* What is expected
Reproduce the listing below verbatim.

|---|

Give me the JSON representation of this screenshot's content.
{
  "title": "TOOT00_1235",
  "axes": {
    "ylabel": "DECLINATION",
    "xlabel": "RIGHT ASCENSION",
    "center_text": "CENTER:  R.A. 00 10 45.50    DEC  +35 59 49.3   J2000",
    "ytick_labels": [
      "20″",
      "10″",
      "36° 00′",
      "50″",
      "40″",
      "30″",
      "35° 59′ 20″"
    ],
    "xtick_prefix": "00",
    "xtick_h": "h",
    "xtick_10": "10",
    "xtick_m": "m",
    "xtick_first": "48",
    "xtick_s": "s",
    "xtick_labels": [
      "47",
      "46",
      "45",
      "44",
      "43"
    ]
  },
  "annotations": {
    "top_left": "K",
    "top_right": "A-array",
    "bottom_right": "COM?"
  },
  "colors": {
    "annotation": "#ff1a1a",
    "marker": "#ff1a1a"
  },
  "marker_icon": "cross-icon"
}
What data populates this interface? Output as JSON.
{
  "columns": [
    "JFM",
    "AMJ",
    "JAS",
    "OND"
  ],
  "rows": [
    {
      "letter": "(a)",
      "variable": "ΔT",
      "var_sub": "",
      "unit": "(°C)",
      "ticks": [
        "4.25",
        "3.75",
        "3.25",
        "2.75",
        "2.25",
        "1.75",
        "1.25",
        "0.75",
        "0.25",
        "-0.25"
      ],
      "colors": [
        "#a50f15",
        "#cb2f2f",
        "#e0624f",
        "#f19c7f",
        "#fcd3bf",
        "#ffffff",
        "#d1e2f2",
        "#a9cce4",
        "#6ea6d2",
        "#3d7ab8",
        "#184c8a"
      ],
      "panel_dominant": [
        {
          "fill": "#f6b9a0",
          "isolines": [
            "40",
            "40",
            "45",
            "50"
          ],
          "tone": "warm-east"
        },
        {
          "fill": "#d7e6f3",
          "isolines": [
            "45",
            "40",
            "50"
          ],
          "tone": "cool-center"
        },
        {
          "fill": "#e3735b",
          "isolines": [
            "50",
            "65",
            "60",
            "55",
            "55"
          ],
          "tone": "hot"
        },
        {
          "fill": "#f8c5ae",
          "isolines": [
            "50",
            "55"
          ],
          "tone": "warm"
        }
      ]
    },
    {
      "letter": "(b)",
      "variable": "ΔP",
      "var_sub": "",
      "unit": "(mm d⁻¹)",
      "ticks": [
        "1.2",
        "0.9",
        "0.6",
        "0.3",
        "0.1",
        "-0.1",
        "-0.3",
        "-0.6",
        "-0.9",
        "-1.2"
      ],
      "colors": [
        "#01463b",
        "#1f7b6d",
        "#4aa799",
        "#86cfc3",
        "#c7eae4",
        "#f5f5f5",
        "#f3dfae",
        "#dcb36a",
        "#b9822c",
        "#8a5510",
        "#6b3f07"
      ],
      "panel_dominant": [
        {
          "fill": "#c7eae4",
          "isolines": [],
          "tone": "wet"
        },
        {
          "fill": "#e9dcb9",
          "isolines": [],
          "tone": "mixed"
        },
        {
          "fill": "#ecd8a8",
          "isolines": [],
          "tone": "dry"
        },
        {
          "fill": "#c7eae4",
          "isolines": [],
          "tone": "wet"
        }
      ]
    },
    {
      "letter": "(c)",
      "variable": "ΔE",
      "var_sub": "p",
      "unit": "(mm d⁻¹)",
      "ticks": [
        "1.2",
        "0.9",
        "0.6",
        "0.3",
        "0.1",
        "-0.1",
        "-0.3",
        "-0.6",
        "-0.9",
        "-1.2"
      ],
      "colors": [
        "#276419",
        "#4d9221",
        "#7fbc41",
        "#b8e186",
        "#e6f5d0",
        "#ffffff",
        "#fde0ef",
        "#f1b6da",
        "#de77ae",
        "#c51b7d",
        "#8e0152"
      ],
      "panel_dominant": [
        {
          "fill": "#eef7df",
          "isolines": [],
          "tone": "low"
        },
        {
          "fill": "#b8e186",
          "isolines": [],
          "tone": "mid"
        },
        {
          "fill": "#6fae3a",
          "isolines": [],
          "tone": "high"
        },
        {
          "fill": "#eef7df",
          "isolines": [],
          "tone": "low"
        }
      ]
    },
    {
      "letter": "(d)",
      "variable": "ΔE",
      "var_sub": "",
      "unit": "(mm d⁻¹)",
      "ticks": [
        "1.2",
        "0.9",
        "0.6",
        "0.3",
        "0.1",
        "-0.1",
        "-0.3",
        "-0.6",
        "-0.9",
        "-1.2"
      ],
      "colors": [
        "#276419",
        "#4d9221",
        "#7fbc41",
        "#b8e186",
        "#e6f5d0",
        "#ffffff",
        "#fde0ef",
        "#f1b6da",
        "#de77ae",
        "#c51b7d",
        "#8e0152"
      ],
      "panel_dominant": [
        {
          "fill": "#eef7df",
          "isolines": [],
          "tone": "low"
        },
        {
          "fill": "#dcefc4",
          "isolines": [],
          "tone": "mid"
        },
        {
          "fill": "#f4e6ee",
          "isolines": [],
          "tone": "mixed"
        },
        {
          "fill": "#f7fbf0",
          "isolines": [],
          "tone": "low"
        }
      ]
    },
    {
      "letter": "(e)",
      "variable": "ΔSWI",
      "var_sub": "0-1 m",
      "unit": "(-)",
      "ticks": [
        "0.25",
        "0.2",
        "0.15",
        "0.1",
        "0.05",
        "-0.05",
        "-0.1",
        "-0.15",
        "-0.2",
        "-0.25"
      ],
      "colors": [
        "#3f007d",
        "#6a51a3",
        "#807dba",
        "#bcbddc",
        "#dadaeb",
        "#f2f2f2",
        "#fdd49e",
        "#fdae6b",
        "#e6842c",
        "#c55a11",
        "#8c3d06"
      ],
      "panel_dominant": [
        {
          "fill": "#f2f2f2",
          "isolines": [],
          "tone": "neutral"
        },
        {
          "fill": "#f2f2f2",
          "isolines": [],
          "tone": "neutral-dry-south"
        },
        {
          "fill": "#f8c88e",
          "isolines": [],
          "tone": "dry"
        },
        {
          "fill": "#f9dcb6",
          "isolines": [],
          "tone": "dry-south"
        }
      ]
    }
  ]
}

|---|

* Answer
Give me the JSON representation of this screenshot's content.
{
  "title": "TOOT00_1235",
  "axes": {
    "ylabel": "DECLINATION",
    "xlabel": "RIGHT ASCENSION",
    "center_text": "CENTER:  R.A. 00 10 45.50    DEC  +35 59 49.3   J2000",
    "ytick_labels": [
      "20″",
      "10″",
      "36° 00′",
      "50″",
      "40″",
      "30″",
      "35° 59′ 20″"
    ],
    "xtick_prefix": "00",
    "xtick_h": "h",
    "xtick_10": "10",
    "xtick_m": "m",
    "xtick_first": "48",
    "xtick_s": "s",
    "xtick_labels": [
      "47",
      "46",
      "45",
      "44",
      "43"
    ]
  },
  "annotations": {
    "top_left": "K",
    "top_right": "A-array",
    "bottom_right": "COM?"
  },
  "colors": {
    "annotation": "#ff1a1a",
    "marker": "#ff1a1a"
  },
  "marker_icon": "cross-icon"
}
What data populates this interface? Output as JSON.
{
  "columns": [
    "JFM",
    "AMJ",
    "JAS",
    "OND"
  ],
  "rows": [
    {
      "letter": "(a)",
      "variable": "ΔT",
      "var_sub": "",
      "unit": "(°C)",
      "ticks": [
        "4.25",
        "3.75",
        "3.25",
        "2.75",
        "2.25",
        "1.75",
        "1.25",
        "0.75",
        "0.25",
        "-0.25"
      ],
      "colors": [
        "#a50f15",
        "#cb2f2f",
        "#e0624f",
        "#f19c7f",
        "#fcd3bf",
        "#ffffff",
        "#d1e2f2",
        "#a9cce4",
        "#6ea6d2",
        "#3d7ab8",
        "#184c8a"
      ],
      "panel_dominant": [
        {
          "fill": "#f6b9a0",
          "isolines": [
            "40",
            "40",
            "45",
            "50"
          ],
          "tone": "warm-east"
        },
        {
          "fill": "#d7e6f3",
          "isolines": [
            "45",
            "40",
            "50"
          ],
          "tone": "cool-center"
        },
        {
          "fill": "#e3735b",
          "isolines": [
            "50",
            "65",
            "60",
            "55",
            "55"
          ],
          "tone": "hot"
        },
        {
          "fill": "#f8c5ae",
          "isolines": [
            "50",
            "55"
          ],
          "tone": "warm"
        }
      ]
    },
    {
      "letter": "(b)",
      "variable": "ΔP",
      "var_sub": "",
      "unit": "(mm d⁻¹)",
      "ticks": [
        "1.2",
        "0.9",
        "0.6",
        "0.3",
        "0.1",
        "-0.1",
        "-0.3",
        "-0.6",
        "-0.9",
        "-1.2"
      ],
      "colors": [
        "#01463b",
        "#1f7b6d",
        "#4aa799",
        "#86cfc3",
        "#c7eae4",
        "#f5f5f5",
        "#f3dfae",
        "#dcb36a",
        "#b9822c",
        "#8a5510",
        "#6b3f07"
      ],
      "panel_dominant": [
        {
          "fill": "#c7eae4",
          "isolines": [],
          "tone": "wet"
        },
        {
          "fill": "#e9dcb9",
          "isolines": [],
          "tone": "mixed"
        },
        {
          "fill": "#ecd8a8",
          "isolines": [],
          "tone": "dry"
        },
        {
          "fill": "#c7eae4",
          "isolines": [],
          "tone": "wet"
        }
      ]
    },
    {
      "letter": "(c)",
      "variable": "ΔE",
      "var_sub": "p",
      "unit": "(mm d⁻¹)",
      "ticks": [
        "1.2",
        "0.9",
        "0.6",
        "0.3",
        "0.1",
        "-0.1",
        "-0.3",
        "-0.6",
        "-0.9",
        "-1.2"
      ],
      "colors": [
        "#276419",
        "#4d9221",
        "#7fbc41",
        "#b8e186",
        "#e6f5d0",
        "#ffffff",
        "#fde0ef",
        "#f1b6da",
        "#de77ae",
        "#c51b7d",
        "#8e0152"
      ],
      "panel_dominant": [
        {
          "fill": "#eef7df",
          "isolines": [],
          "tone": "low"
        },
        {
          "fill": "#b8e186",
          "isolines": [],
          "tone": "mid"
        },
        {
          "fill": "#6fae3a",
          "isolines": [],
          "tone": "high"
        },
        {
          "fill": "#eef7df",
          "isolines": [],
          "tone": "low"
        }
      ]
    },
    {
      "letter": "(d)",
      "variable": "ΔE",
      "var_sub": "",
      "unit": "(mm d⁻¹)",
      "ticks": [
        "1.2",
        "0.9",
        "0.6",
        "0.3",
        "0.1",
        "-0.1",
        "-0.3",
        "-0.6",
        "-0.9",
        "-1.2"
      ],
      "colors": [
        "#276419",
        "#4d9221",
        "#7fbc41",
        "#b8e186",
        "#e6f5d0",
        "#ffffff",
        "#fde0ef",
        "#f1b6da",
        "#de77ae",
        "#c51b7d",
        "#8e0152"
      ],
      "panel_dominant": [
        {
          "fill": "#eef7df",
          "isolines": [],
          "tone": "low"
        },
        {
          "fill": "#dcefc4",
          "isolines": [],
          "tone": "mid"
        },
        {
          "fill": "#f4e6ee",
          "isolines": [],
          "tone": "mixed"
        },
        {
          "fill": "#f7fbf0",
          "isolines": [],
          "tone": "low"
        }
      ]
    },
    {
      "letter": "(e)",
      "variable": "ΔSWI",
      "var_sub": "0-1 m",
      "unit": "(-)",
      "ticks": [
        "0.25",
        "0.2",
        "0.15",
        "0.1",
        "0.05",
        "-0.05",
        "-0.1",
        "-0.15",
        "-0.2",
        "-0.25"
      ],
      "colors": [
        "#3f007d",
        "#6a51a3",
        "#807dba",
        "#bcbddc",
        "#dadaeb",
        "#f2f2f2",
        "#fdd49e",
        "#fdae6b",
        "#e6842c",
        "#c55a11",
        "#8c3d06"
      ],
      "panel_dominant": [
        {
          "fill": "#f2f2f2",
          "isolines": [],
          "tone": "neutral"
        },
        {
          "fill": "#f2f2f2",
          "isolines": [],
          "tone": "neutral-dry-south"
        },
        {
          "fill": "#f8c88e",
          "isolines": [],
          "tone": "dry"
        },
        {
          "fill": "#f9dcb6",
          "isolines": [],
          "tone": "dry-south"
        }
      ]
    }
  ]
}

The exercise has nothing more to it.